Directions:
Output all the entries word for word. Omit the pictures.

Records to process:
* START *

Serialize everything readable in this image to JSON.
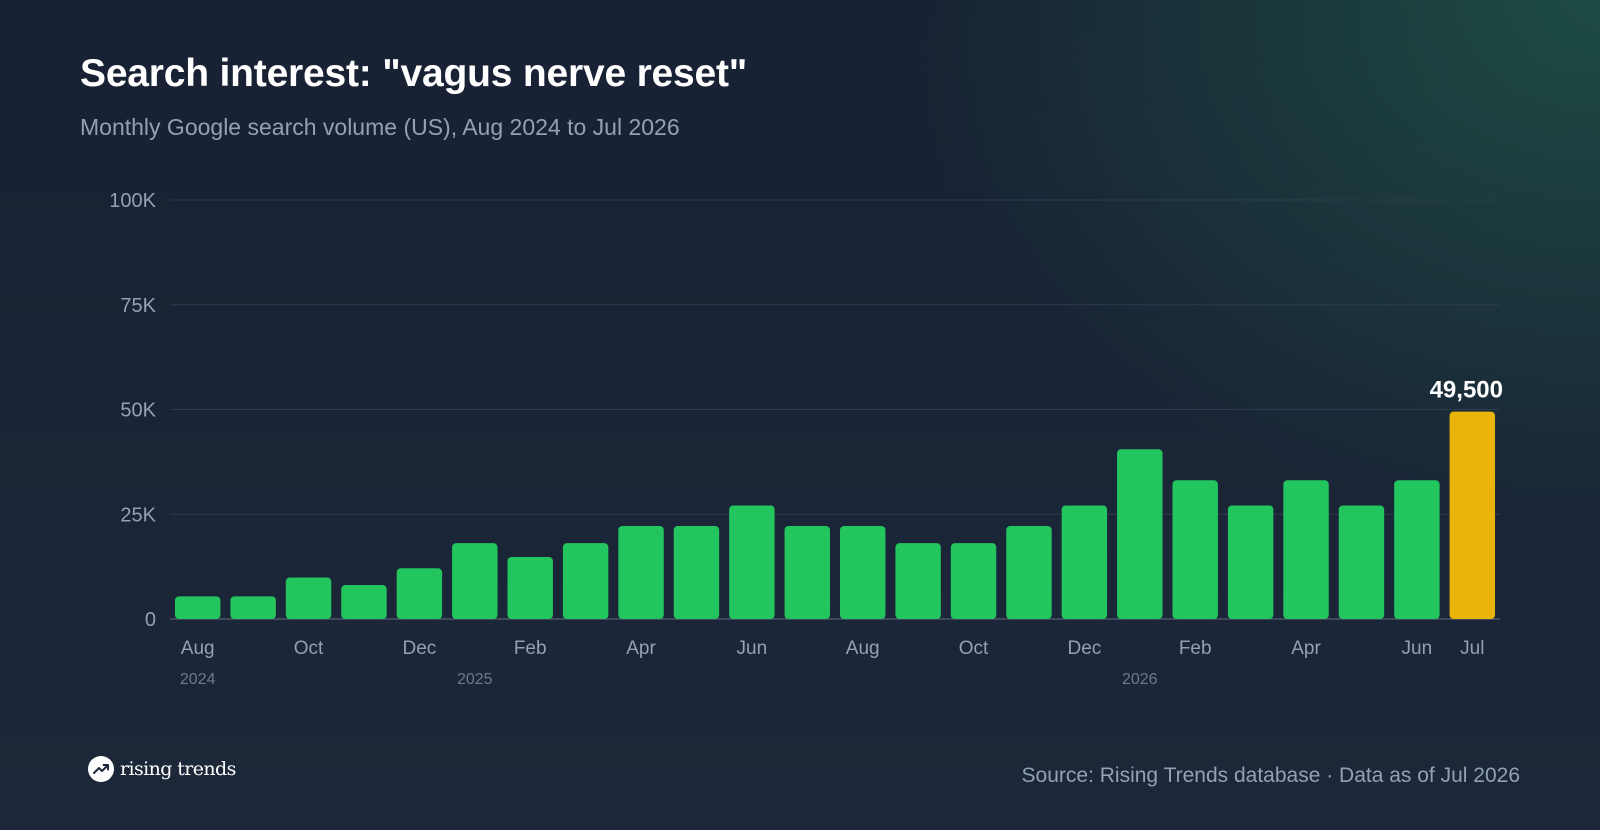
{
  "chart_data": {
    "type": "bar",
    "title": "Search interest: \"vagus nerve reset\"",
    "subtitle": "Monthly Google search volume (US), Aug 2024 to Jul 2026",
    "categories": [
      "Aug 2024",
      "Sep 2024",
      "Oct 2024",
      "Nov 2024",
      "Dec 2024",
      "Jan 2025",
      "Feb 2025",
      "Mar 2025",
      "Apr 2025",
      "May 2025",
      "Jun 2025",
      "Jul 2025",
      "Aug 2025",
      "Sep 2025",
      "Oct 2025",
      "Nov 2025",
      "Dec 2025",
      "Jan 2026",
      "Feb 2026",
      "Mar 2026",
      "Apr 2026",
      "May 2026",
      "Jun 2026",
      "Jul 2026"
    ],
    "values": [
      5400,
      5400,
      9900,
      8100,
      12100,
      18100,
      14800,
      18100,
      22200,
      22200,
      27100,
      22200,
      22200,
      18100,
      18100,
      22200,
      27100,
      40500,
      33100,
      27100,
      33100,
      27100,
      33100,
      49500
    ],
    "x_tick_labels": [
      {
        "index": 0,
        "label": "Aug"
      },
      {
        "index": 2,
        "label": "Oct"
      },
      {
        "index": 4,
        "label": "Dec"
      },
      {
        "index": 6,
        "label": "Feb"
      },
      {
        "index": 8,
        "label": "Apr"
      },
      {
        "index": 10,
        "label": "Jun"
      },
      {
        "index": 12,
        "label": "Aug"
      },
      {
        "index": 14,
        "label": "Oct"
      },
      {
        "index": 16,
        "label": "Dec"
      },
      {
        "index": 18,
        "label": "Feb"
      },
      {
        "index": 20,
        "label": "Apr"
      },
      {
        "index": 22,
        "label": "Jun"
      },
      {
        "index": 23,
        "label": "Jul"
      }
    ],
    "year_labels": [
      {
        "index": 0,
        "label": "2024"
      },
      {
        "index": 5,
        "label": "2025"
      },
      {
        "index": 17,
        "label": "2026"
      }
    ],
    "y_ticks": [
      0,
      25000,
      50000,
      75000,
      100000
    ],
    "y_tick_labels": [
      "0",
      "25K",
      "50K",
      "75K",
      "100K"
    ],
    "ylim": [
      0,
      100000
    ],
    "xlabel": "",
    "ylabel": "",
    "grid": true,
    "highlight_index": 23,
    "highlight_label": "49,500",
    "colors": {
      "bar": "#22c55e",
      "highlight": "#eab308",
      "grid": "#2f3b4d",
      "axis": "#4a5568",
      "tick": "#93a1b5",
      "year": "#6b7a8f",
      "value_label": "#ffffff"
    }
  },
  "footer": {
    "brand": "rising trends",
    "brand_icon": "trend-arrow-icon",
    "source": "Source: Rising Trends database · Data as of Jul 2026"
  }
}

* END *

Task solution:
Serialize everything readable in this image to JSON.
{
  "chart_data": {
    "type": "bar",
    "title": "Search interest: \"vagus nerve reset\"",
    "subtitle": "Monthly Google search volume (US), Aug 2024 to Jul 2026",
    "categories": [
      "Aug 2024",
      "Sep 2024",
      "Oct 2024",
      "Nov 2024",
      "Dec 2024",
      "Jan 2025",
      "Feb 2025",
      "Mar 2025",
      "Apr 2025",
      "May 2025",
      "Jun 2025",
      "Jul 2025",
      "Aug 2025",
      "Sep 2025",
      "Oct 2025",
      "Nov 2025",
      "Dec 2025",
      "Jan 2026",
      "Feb 2026",
      "Mar 2026",
      "Apr 2026",
      "May 2026",
      "Jun 2026",
      "Jul 2026"
    ],
    "values": [
      5400,
      5400,
      9900,
      8100,
      12100,
      18100,
      14800,
      18100,
      22200,
      22200,
      27100,
      22200,
      22200,
      18100,
      18100,
      22200,
      27100,
      40500,
      33100,
      27100,
      33100,
      27100,
      33100,
      49500
    ],
    "x_tick_labels": [
      {
        "index": 0,
        "label": "Aug"
      },
      {
        "index": 2,
        "label": "Oct"
      },
      {
        "index": 4,
        "label": "Dec"
      },
      {
        "index": 6,
        "label": "Feb"
      },
      {
        "index": 8,
        "label": "Apr"
      },
      {
        "index": 10,
        "label": "Jun"
      },
      {
        "index": 12,
        "label": "Aug"
      },
      {
        "index": 14,
        "label": "Oct"
      },
      {
        "index": 16,
        "label": "Dec"
      },
      {
        "index": 18,
        "label": "Feb"
      },
      {
        "index": 20,
        "label": "Apr"
      },
      {
        "index": 22,
        "label": "Jun"
      },
      {
        "index": 23,
        "label": "Jul"
      }
    ],
    "year_labels": [
      {
        "index": 0,
        "label": "2024"
      },
      {
        "index": 5,
        "label": "2025"
      },
      {
        "index": 17,
        "label": "2026"
      }
    ],
    "y_ticks": [
      0,
      25000,
      50000,
      75000,
      100000
    ],
    "y_tick_labels": [
      "0",
      "25K",
      "50K",
      "75K",
      "100K"
    ],
    "ylim": [
      0,
      100000
    ],
    "xlabel": "",
    "ylabel": "",
    "grid": true,
    "highlight_index": 23,
    "highlight_label": "49,500",
    "colors": {
      "bar": "#22c55e",
      "highlight": "#eab308",
      "grid": "#2f3b4d",
      "axis": "#4a5568",
      "tick": "#93a1b5",
      "year": "#6b7a8f",
      "value_label": "#ffffff"
    }
  },
  "footer": {
    "brand": "rising trends",
    "brand_icon": "trend-arrow-icon",
    "source": "Source: Rising Trends database · Data as of Jul 2026"
  }
}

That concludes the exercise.